● **Page**:
+===+

Hand Wave with Meta AI Glasses

Real-time ASL (American Sign Language) recognition from Meta AI glasses, streamed via WhatsApp Desktop (or macOS continuity camera) to a web app. Uses MediaPipe Tasks (browser) to extract landmarks and a TFLite model (Python FastAPI) to translate landmarks to text.

Demo

Real-time stream from glasses with hand landmark detection and ASL translation.

Status

Prototype; not production-ready
WhatsApp transport (lower latency than Instagram Live)
Hand landmark detection and translation working end-to-end
Audio readout to glasses in progress

Model status and attribution

We are actively training a better ASL model tailored to our pipeline and dataset.
For demo purposes, we temporarily use models inspired by and structured after CMU ETC Questure’s open-source work. Please see their repository for details and credit: Questure Tracker (Apache-2.0).
If you use our demo configuration, attribute Questure appropriately and respect their license.

Quick Start

Prerequisites:

Meta AI glasses
iPhone (Sender) with WhatsApp (Account A)
Laptop (Receiver) with WhatsApp Desktop (Account B)
Two WhatsApp accounts
Bun (monorepo uses Bun workspaces)

Install and run:

bun install
bun run dev

This starts:

Web app: https://localhost:3001
tRPC server: https://localhost:3000
Inference service: http://localhost:8000

Use with WhatsApp

On the phone (Account A), pair the glasses and open WhatsApp
On the laptop (Account B), open WhatsApp Desktop
Start a WhatsApp video call between Account A and Account B
On the glasses, double-tap the picture button to switch the call's camera to the glasses
Open https://localhost:3001 and click "Share Screen"; select the WhatsApp call window
The browser runs on-device hand detection and sends landmarks to the inference service for translation
Audio readback to the glasses is WIP

How It Works

Video & Detection Path:

Video: Glasses → Phone → WhatsApp → Laptop → Browser screen share
Detection: Browser MediaPipe Tasks: Face, Pose, Hand landmarkers (WASM) combined in-app
Translation: Landmarks (not raw frames) → FastAPI Inference Service → TFLite models (static and movement)

+===+

● **Given problem 1**:
How many lines of the records below contain the string "оригінальний"? Reply with the number only.

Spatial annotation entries
+===+

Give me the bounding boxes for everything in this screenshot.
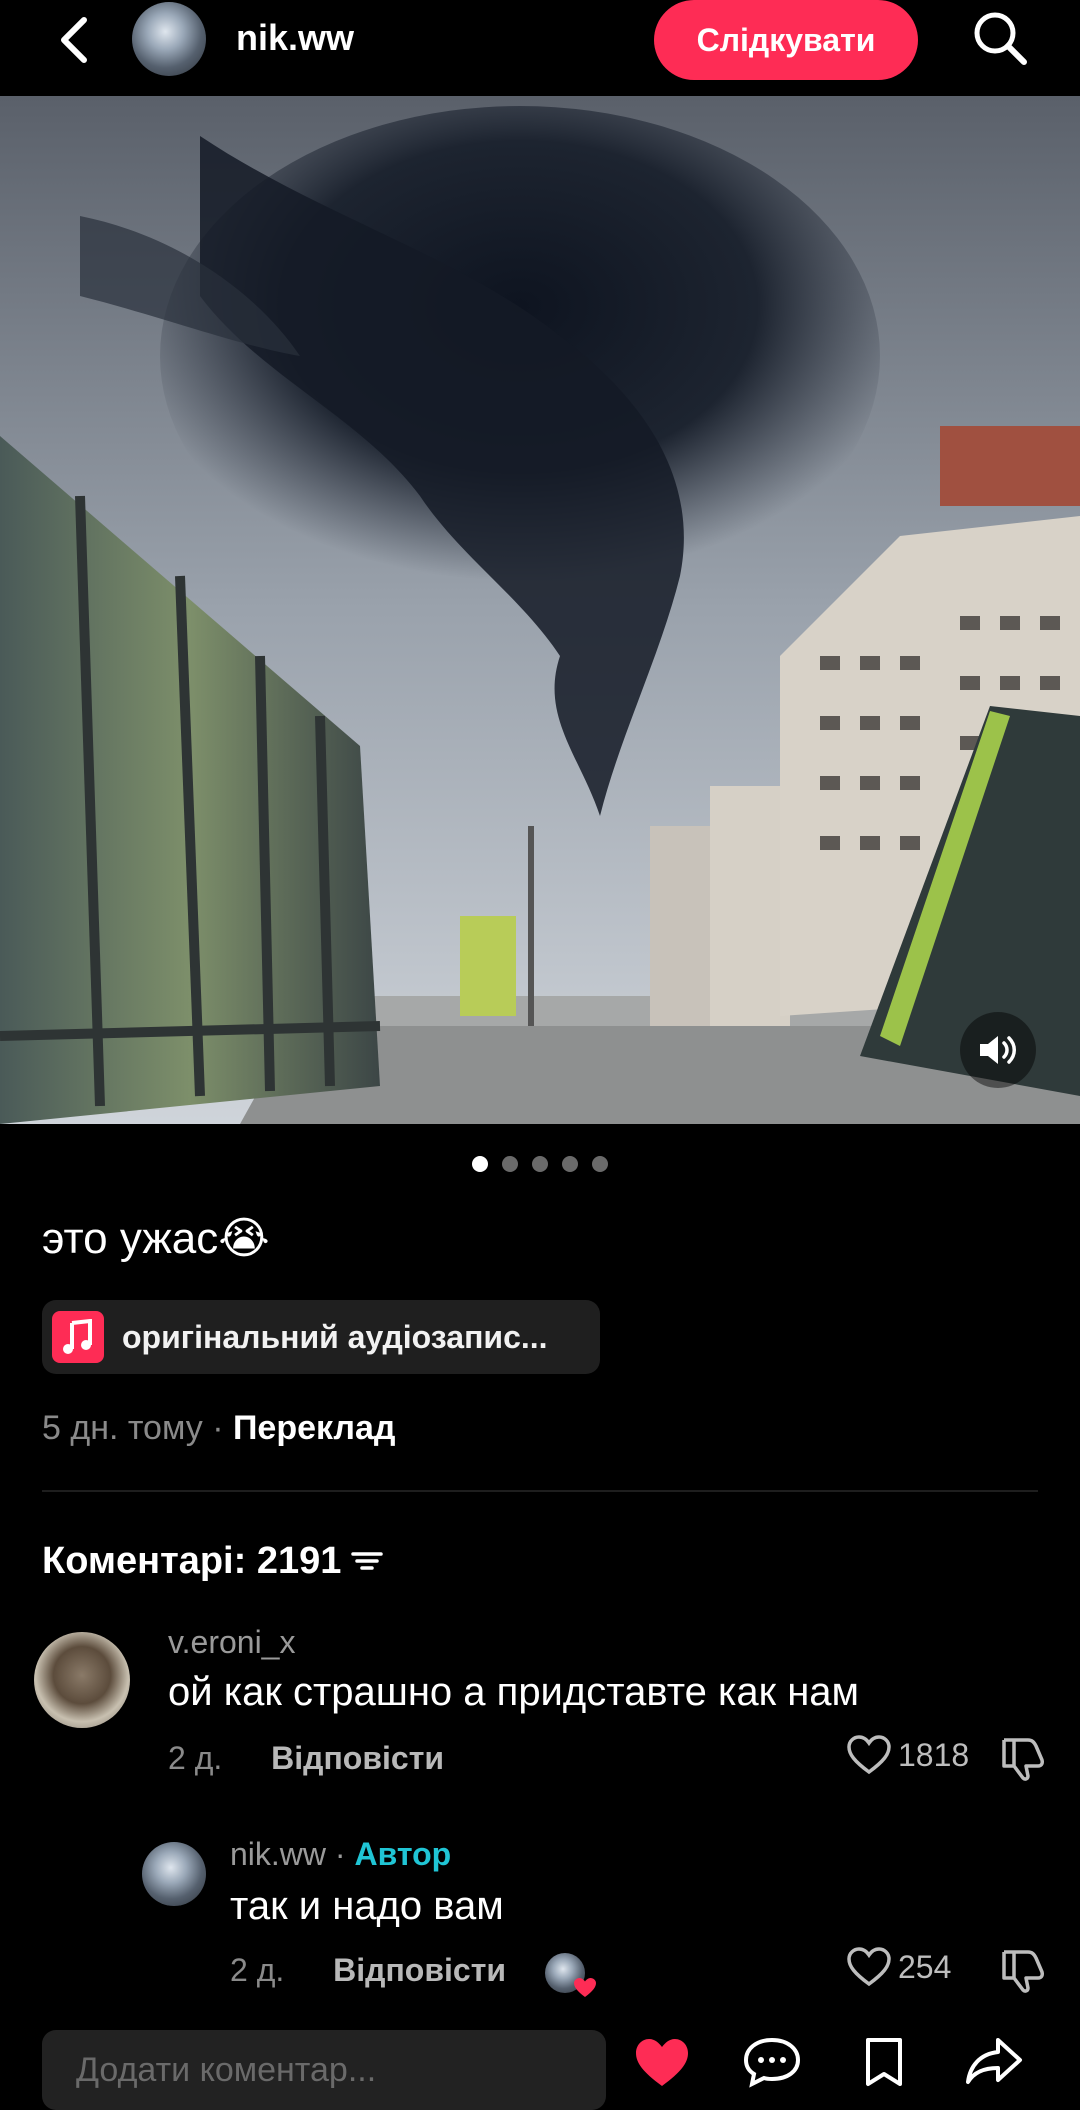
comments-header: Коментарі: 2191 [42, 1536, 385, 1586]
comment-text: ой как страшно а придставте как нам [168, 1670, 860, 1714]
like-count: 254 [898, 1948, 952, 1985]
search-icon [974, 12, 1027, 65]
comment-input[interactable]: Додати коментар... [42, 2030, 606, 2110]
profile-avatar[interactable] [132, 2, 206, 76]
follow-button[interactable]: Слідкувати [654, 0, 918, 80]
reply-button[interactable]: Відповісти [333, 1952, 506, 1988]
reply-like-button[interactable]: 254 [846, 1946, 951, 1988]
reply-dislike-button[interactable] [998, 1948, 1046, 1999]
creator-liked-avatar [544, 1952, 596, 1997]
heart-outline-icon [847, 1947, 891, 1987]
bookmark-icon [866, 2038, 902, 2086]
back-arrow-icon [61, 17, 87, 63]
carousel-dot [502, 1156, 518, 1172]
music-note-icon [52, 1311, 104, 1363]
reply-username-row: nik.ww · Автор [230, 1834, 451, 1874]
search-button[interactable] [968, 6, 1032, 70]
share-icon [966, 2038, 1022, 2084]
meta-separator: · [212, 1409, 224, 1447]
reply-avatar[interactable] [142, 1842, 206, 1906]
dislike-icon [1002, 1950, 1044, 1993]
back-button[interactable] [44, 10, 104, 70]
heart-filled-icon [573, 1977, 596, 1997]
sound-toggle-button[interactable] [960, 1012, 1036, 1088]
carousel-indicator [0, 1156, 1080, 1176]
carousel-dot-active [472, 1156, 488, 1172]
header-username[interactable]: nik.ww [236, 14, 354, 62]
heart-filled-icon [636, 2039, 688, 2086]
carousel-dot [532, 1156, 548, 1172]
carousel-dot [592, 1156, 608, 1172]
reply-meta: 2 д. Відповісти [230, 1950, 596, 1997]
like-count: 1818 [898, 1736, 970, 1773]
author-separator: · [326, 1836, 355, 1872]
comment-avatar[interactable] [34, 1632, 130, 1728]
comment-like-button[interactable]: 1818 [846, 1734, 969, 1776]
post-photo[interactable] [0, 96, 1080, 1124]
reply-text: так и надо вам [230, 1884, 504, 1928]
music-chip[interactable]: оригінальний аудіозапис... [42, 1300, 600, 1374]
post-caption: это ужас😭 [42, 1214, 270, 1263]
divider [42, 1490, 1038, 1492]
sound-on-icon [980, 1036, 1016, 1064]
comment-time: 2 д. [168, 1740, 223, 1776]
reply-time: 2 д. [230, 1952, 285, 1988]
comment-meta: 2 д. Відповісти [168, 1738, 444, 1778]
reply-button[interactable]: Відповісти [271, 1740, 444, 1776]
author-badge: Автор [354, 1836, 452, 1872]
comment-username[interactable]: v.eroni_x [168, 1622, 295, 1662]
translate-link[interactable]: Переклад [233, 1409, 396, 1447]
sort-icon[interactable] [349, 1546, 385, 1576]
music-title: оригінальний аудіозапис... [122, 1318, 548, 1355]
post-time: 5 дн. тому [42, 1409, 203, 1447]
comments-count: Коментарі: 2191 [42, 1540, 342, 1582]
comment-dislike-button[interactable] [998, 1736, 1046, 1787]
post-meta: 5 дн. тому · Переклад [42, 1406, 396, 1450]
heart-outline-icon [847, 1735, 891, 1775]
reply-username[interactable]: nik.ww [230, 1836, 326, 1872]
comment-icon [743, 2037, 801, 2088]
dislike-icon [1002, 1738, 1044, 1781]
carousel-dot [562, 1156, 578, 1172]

+===+

● **Given problem 2**:
Can you transcribe the stretch of the ASL glasses page from "Video: Glasses →" through "(static and movement)", word for word?

● **Written answer 1**:
2

● **Written answer 2**:
Video: Glasses → Phone → WhatsApp → Laptop → Browser screen share
Detection: Browser MediaPipe Tasks: Face, Pose, Hand landmarkers (WASM) combined in-app
Translation: Landmarks (not raw frames) → FastAPI Inference Service → TFLite models (static and movement)